▶ _Task requirements_
Take each line containing the word "with" and copy it.

▶ _Materials provided_
────────────────────

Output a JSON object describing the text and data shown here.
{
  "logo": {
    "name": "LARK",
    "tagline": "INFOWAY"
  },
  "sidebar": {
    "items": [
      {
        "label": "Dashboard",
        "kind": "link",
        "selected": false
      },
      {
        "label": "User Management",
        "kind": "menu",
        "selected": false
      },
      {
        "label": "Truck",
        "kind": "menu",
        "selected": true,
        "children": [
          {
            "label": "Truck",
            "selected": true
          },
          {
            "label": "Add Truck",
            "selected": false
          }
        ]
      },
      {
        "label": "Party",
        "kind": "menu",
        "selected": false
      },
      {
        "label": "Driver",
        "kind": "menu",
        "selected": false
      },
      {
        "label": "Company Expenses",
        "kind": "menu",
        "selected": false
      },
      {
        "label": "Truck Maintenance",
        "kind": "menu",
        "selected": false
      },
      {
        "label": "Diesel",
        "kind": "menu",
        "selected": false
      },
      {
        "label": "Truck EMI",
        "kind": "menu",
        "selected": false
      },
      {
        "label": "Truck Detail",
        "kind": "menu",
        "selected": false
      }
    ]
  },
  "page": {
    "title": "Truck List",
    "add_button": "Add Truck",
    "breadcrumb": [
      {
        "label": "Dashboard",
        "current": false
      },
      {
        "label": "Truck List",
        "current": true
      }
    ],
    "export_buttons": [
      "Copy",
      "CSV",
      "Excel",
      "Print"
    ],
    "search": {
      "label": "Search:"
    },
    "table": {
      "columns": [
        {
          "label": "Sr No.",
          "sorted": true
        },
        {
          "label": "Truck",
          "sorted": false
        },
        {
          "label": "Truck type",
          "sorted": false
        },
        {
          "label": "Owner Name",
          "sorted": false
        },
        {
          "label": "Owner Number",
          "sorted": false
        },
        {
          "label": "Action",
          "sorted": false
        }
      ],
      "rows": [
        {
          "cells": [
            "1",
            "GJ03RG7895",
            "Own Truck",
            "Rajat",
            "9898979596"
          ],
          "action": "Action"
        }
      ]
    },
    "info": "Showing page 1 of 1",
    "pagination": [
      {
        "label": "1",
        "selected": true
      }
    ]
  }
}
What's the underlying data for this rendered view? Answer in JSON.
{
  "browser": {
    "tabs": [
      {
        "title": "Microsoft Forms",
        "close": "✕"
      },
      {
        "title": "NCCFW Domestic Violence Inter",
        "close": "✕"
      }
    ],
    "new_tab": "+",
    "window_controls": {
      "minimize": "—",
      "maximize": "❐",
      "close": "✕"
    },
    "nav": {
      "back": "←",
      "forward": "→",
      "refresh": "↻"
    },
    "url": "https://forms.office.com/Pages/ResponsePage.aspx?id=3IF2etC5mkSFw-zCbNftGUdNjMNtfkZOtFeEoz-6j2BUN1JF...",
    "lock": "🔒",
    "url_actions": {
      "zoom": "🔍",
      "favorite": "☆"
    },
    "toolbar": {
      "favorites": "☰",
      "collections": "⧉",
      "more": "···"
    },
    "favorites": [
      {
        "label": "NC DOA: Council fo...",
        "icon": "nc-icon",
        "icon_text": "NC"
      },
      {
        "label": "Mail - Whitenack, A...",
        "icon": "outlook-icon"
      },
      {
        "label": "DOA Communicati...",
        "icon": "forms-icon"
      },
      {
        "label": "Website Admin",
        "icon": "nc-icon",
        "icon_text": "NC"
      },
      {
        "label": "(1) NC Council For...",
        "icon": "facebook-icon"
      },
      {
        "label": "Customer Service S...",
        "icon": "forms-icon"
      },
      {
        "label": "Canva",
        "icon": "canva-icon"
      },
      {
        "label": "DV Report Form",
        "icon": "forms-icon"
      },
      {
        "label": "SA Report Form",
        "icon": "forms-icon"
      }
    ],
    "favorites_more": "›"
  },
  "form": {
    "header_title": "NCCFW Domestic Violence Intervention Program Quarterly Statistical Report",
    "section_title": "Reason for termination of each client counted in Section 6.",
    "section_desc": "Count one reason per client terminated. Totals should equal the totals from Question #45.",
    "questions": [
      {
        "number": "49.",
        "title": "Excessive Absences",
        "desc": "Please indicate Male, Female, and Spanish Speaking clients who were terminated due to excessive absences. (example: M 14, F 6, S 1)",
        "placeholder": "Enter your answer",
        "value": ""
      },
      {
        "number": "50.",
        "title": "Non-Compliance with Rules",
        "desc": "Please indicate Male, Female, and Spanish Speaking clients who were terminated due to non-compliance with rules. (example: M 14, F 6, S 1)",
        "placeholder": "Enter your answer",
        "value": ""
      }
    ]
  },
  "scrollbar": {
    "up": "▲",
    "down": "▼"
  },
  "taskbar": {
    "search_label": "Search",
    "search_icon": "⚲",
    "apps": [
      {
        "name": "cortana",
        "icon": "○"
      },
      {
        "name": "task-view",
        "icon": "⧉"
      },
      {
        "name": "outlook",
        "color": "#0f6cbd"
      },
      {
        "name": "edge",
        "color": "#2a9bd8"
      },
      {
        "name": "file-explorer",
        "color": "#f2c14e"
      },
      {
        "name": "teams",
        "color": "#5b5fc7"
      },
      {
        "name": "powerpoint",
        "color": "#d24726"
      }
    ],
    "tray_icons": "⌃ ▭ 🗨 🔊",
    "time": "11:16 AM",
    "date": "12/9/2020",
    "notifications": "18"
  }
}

────────────────────

▶ _Result_
        "title": "Non-Compliance with Rules",
        "desc": "Please indicate Male, Female, and Spanish Speaking clients who were terminated due to non-compliance with rules. (example: M 14, F 6, S 1)",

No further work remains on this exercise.